Return all lines with the word "Visit" in them.

───── SOURCE RECORDS

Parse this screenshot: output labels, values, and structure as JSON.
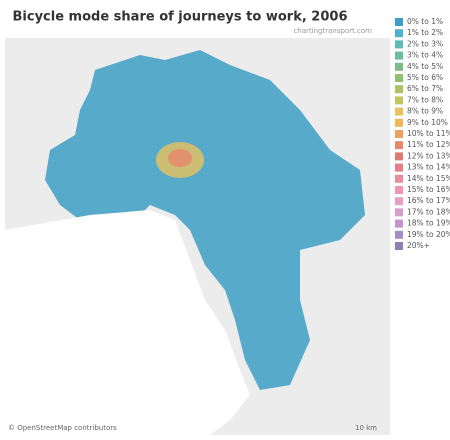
{
  "header": {
    "title": "Bicycle mode share of journeys to work, 2006",
    "source": "chartingtransport.com"
  },
  "legend": {
    "items": [
      {
        "label": "0% to 1%",
        "color": "#3e9fc6"
      },
      {
        "label": "1% to 2%",
        "color": "#4cb2c9"
      },
      {
        "label": "2% to 3%",
        "color": "#5bbdb4"
      },
      {
        "label": "3% to 4%",
        "color": "#6bbd9b"
      },
      {
        "label": "4% to 5%",
        "color": "#7dbd85"
      },
      {
        "label": "5% to 6%",
        "color": "#90c070"
      },
      {
        "label": "6% to 7%",
        "color": "#a8c464"
      },
      {
        "label": "7% to 8%",
        "color": "#c2c65e"
      },
      {
        "label": "8% to 9%",
        "color": "#e8c35c"
      },
      {
        "label": "9% to 10%",
        "color": "#f1b55a"
      },
      {
        "label": "10% to 11%",
        "color": "#eea063"
      },
      {
        "label": "11% to 12%",
        "color": "#e5896b"
      },
      {
        "label": "12% to 13%",
        "color": "#df7a73"
      },
      {
        "label": "13% to 14%",
        "color": "#e47f87"
      },
      {
        "label": "14% to 15%",
        "color": "#ea8b9d"
      },
      {
        "label": "15% to 16%",
        "color": "#ef97b1"
      },
      {
        "label": "16% to 17%",
        "color": "#e89fc3"
      },
      {
        "label": "17% to 18%",
        "color": "#d69dc9"
      },
      {
        "label": "18% to 19%",
        "color": "#c197c9"
      },
      {
        "label": "19% to 20%",
        "color": "#a98dc2"
      },
      {
        "label": "20%+",
        "color": "#8e7fb5"
      }
    ]
  },
  "map": {
    "attribution": "© OpenStreetMap contributors",
    "scale": "10 km"
  }
}
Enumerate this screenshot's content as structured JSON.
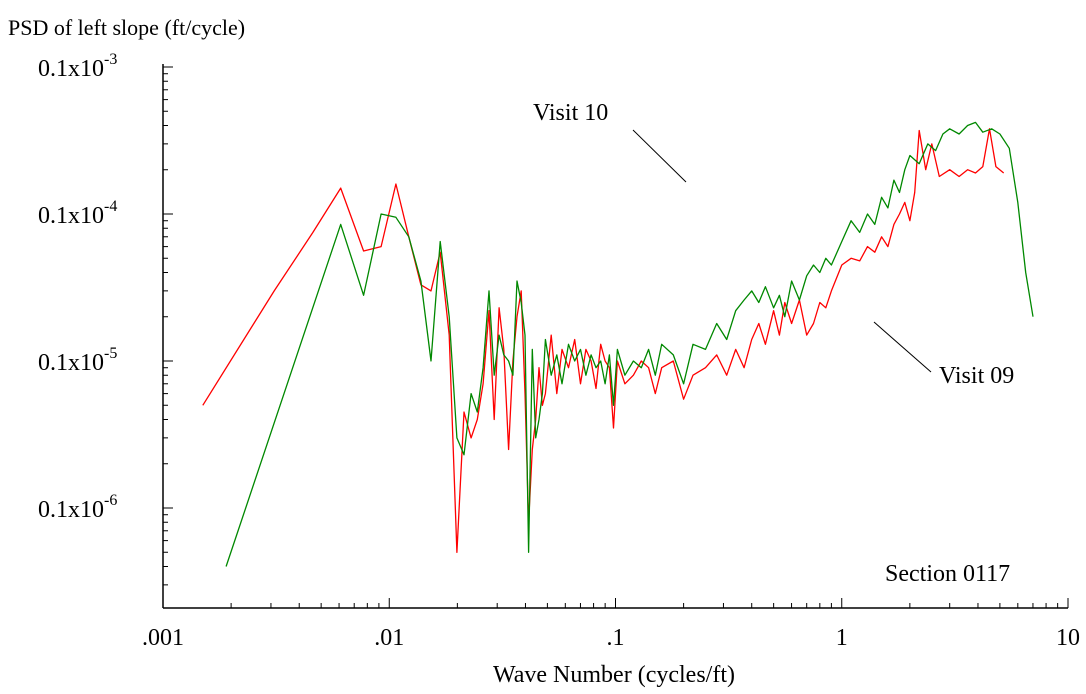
{
  "chart_data": {
    "type": "line",
    "title": "",
    "ylabel": "PSD of left slope (ft/cycle)",
    "xlabel": "Wave Number (cycles/ft)",
    "x_scale": "log",
    "y_scale": "log",
    "xlim": [
      0.001,
      10
    ],
    "ylim": [
      3e-07,
      0.001
    ],
    "x_ticks": [
      {
        "value": 0.001,
        "label": ".001"
      },
      {
        "value": 0.01,
        "label": ".01"
      },
      {
        "value": 0.1,
        "label": ".1"
      },
      {
        "value": 1,
        "label": "1"
      },
      {
        "value": 10,
        "label": "10"
      }
    ],
    "y_ticks": [
      {
        "value": 1e-06,
        "label": "0.1x10",
        "exp": "-6"
      },
      {
        "value": 1e-05,
        "label": "0.1x10",
        "exp": "-5"
      },
      {
        "value": 0.0001,
        "label": "0.1x10",
        "exp": "-4"
      },
      {
        "value": 0.001,
        "label": "0.1x10",
        "exp": "-3"
      }
    ],
    "grid": false,
    "annotations": [
      {
        "text": "Visit 10"
      },
      {
        "text": "Visit 09"
      },
      {
        "text": "Section 0117"
      }
    ],
    "series": [
      {
        "name": "Visit 09",
        "color": "#ff0000",
        "points": [
          [
            0.0015,
            5e-06
          ],
          [
            0.0031,
            3e-05
          ],
          [
            0.0046,
            7.5e-05
          ],
          [
            0.0061,
            0.00015
          ],
          [
            0.0077,
            5.6e-05
          ],
          [
            0.0092,
            6e-05
          ],
          [
            0.0107,
            0.00016
          ],
          [
            0.0122,
            7e-05
          ],
          [
            0.0138,
            3.3e-05
          ],
          [
            0.0153,
            3e-05
          ],
          [
            0.0168,
            5.5e-05
          ],
          [
            0.0184,
            1.5e-05
          ],
          [
            0.0199,
            5e-07
          ],
          [
            0.0214,
            4.5e-06
          ],
          [
            0.023,
            3e-06
          ],
          [
            0.0245,
            4e-06
          ],
          [
            0.026,
            7e-06
          ],
          [
            0.0276,
            2.2e-05
          ],
          [
            0.0291,
            4e-06
          ],
          [
            0.0306,
            2.3e-05
          ],
          [
            0.0321,
            1.2e-05
          ],
          [
            0.0337,
            2.5e-06
          ],
          [
            0.0352,
            1e-05
          ],
          [
            0.0367,
            2e-05
          ],
          [
            0.0383,
            3e-05
          ],
          [
            0.0398,
            6e-06
          ],
          [
            0.0413,
            8e-07
          ],
          [
            0.0429,
            2.5e-06
          ],
          [
            0.0444,
            4e-06
          ],
          [
            0.0459,
            9e-06
          ],
          [
            0.0475,
            5e-06
          ],
          [
            0.049,
            6e-06
          ],
          [
            0.052,
            1.5e-05
          ],
          [
            0.055,
            6e-06
          ],
          [
            0.058,
            1.2e-05
          ],
          [
            0.062,
            9e-06
          ],
          [
            0.066,
            1.4e-05
          ],
          [
            0.07,
            7e-06
          ],
          [
            0.074,
            1.2e-05
          ],
          [
            0.078,
            1e-05
          ],
          [
            0.082,
            6.5e-06
          ],
          [
            0.086,
            1.3e-05
          ],
          [
            0.09,
            1e-05
          ],
          [
            0.094,
            9e-06
          ],
          [
            0.098,
            3.5e-06
          ],
          [
            0.102,
            1e-05
          ],
          [
            0.11,
            7e-06
          ],
          [
            0.12,
            8e-06
          ],
          [
            0.13,
            1e-05
          ],
          [
            0.14,
            9e-06
          ],
          [
            0.15,
            6e-06
          ],
          [
            0.16,
            9e-06
          ],
          [
            0.18,
            1e-05
          ],
          [
            0.2,
            5.5e-06
          ],
          [
            0.22,
            8e-06
          ],
          [
            0.25,
            9e-06
          ],
          [
            0.28,
            1.1e-05
          ],
          [
            0.31,
            8e-06
          ],
          [
            0.34,
            1.2e-05
          ],
          [
            0.37,
            9e-06
          ],
          [
            0.4,
            1.4e-05
          ],
          [
            0.43,
            1.8e-05
          ],
          [
            0.46,
            1.3e-05
          ],
          [
            0.5,
            2.2e-05
          ],
          [
            0.53,
            1.5e-05
          ],
          [
            0.56,
            2.5e-05
          ],
          [
            0.6,
            1.8e-05
          ],
          [
            0.65,
            2.6e-05
          ],
          [
            0.7,
            1.5e-05
          ],
          [
            0.75,
            1.8e-05
          ],
          [
            0.8,
            2.5e-05
          ],
          [
            0.85,
            2.3e-05
          ],
          [
            0.9,
            3e-05
          ],
          [
            1.0,
            4.5e-05
          ],
          [
            1.1,
            5e-05
          ],
          [
            1.2,
            4.8e-05
          ],
          [
            1.3,
            6e-05
          ],
          [
            1.4,
            5.5e-05
          ],
          [
            1.5,
            7e-05
          ],
          [
            1.6,
            6e-05
          ],
          [
            1.7,
            8.5e-05
          ],
          [
            1.8,
            0.0001
          ],
          [
            1.9,
            0.00012
          ],
          [
            2.0,
            9e-05
          ],
          [
            2.1,
            0.00014
          ],
          [
            2.2,
            0.00037
          ],
          [
            2.35,
            0.0002
          ],
          [
            2.5,
            0.0003
          ],
          [
            2.7,
            0.00018
          ],
          [
            3.0,
            0.0002
          ],
          [
            3.3,
            0.00018
          ],
          [
            3.6,
            0.0002
          ],
          [
            3.9,
            0.00019
          ],
          [
            4.2,
            0.00021
          ],
          [
            4.5,
            0.00038
          ],
          [
            4.8,
            0.00021
          ],
          [
            5.2,
            0.00019
          ]
        ]
      },
      {
        "name": "Visit 10",
        "color": "#008800",
        "points": [
          [
            0.0019,
            4e-07
          ],
          [
            0.0061,
            8.5e-05
          ],
          [
            0.0077,
            2.8e-05
          ],
          [
            0.0092,
            0.0001
          ],
          [
            0.0107,
            9.5e-05
          ],
          [
            0.0122,
            7e-05
          ],
          [
            0.0138,
            3.5e-05
          ],
          [
            0.0153,
            1e-05
          ],
          [
            0.0168,
            6.5e-05
          ],
          [
            0.0184,
            2e-05
          ],
          [
            0.0199,
            3e-06
          ],
          [
            0.0214,
            2.3e-06
          ],
          [
            0.023,
            6e-06
          ],
          [
            0.0245,
            4.5e-06
          ],
          [
            0.026,
            9e-06
          ],
          [
            0.0276,
            3e-05
          ],
          [
            0.0291,
            8e-06
          ],
          [
            0.0306,
            1.5e-05
          ],
          [
            0.0321,
            1.1e-05
          ],
          [
            0.0337,
            1e-05
          ],
          [
            0.0352,
            8e-06
          ],
          [
            0.0367,
            3.5e-05
          ],
          [
            0.0383,
            2.5e-05
          ],
          [
            0.0398,
            1.5e-05
          ],
          [
            0.0413,
            5e-07
          ],
          [
            0.0429,
            1.2e-05
          ],
          [
            0.0444,
            3e-06
          ],
          [
            0.0459,
            4e-06
          ],
          [
            0.0475,
            6e-06
          ],
          [
            0.049,
            1.4e-05
          ],
          [
            0.052,
            8e-06
          ],
          [
            0.055,
            1.1e-05
          ],
          [
            0.058,
            7e-06
          ],
          [
            0.062,
            1.3e-05
          ],
          [
            0.066,
            1e-05
          ],
          [
            0.07,
            1.2e-05
          ],
          [
            0.074,
            8e-06
          ],
          [
            0.078,
            1.1e-05
          ],
          [
            0.082,
            9e-06
          ],
          [
            0.086,
            1e-05
          ],
          [
            0.09,
            7e-06
          ],
          [
            0.094,
            1.1e-05
          ],
          [
            0.098,
            5e-06
          ],
          [
            0.102,
            1.2e-05
          ],
          [
            0.11,
            8e-06
          ],
          [
            0.12,
            1e-05
          ],
          [
            0.13,
            9e-06
          ],
          [
            0.14,
            1.2e-05
          ],
          [
            0.15,
            8e-06
          ],
          [
            0.16,
            1.3e-05
          ],
          [
            0.18,
            1.1e-05
          ],
          [
            0.2,
            7e-06
          ],
          [
            0.22,
            1.3e-05
          ],
          [
            0.25,
            1.2e-05
          ],
          [
            0.28,
            1.8e-05
          ],
          [
            0.31,
            1.4e-05
          ],
          [
            0.34,
            2.2e-05
          ],
          [
            0.37,
            2.6e-05
          ],
          [
            0.4,
            3e-05
          ],
          [
            0.43,
            2.5e-05
          ],
          [
            0.46,
            3.2e-05
          ],
          [
            0.5,
            2.3e-05
          ],
          [
            0.53,
            2.8e-05
          ],
          [
            0.56,
            2e-05
          ],
          [
            0.6,
            3.5e-05
          ],
          [
            0.65,
            2.6e-05
          ],
          [
            0.7,
            3.8e-05
          ],
          [
            0.75,
            4.5e-05
          ],
          [
            0.8,
            4e-05
          ],
          [
            0.85,
            5e-05
          ],
          [
            0.9,
            4.5e-05
          ],
          [
            1.0,
            6.5e-05
          ],
          [
            1.1,
            9e-05
          ],
          [
            1.2,
            7.5e-05
          ],
          [
            1.3,
            0.0001
          ],
          [
            1.4,
            8.5e-05
          ],
          [
            1.5,
            0.00013
          ],
          [
            1.6,
            0.00011
          ],
          [
            1.7,
            0.00017
          ],
          [
            1.8,
            0.00014
          ],
          [
            1.9,
            0.0002
          ],
          [
            2.0,
            0.00025
          ],
          [
            2.2,
            0.00022
          ],
          [
            2.4,
            0.0003
          ],
          [
            2.6,
            0.00027
          ],
          [
            2.8,
            0.00035
          ],
          [
            3.0,
            0.00038
          ],
          [
            3.3,
            0.00035
          ],
          [
            3.6,
            0.0004
          ],
          [
            3.9,
            0.00042
          ],
          [
            4.2,
            0.00036
          ],
          [
            4.6,
            0.00038
          ],
          [
            5.0,
            0.00035
          ],
          [
            5.5,
            0.00028
          ],
          [
            6.0,
            0.00012
          ],
          [
            6.5,
            4e-05
          ],
          [
            7.0,
            2e-05
          ]
        ]
      }
    ]
  }
}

──────────

## THE OUTPUT
        "text": "Visit 10"
        "text": "Visit 09"
        "name": "Visit 09",
        "name": "Visit 10",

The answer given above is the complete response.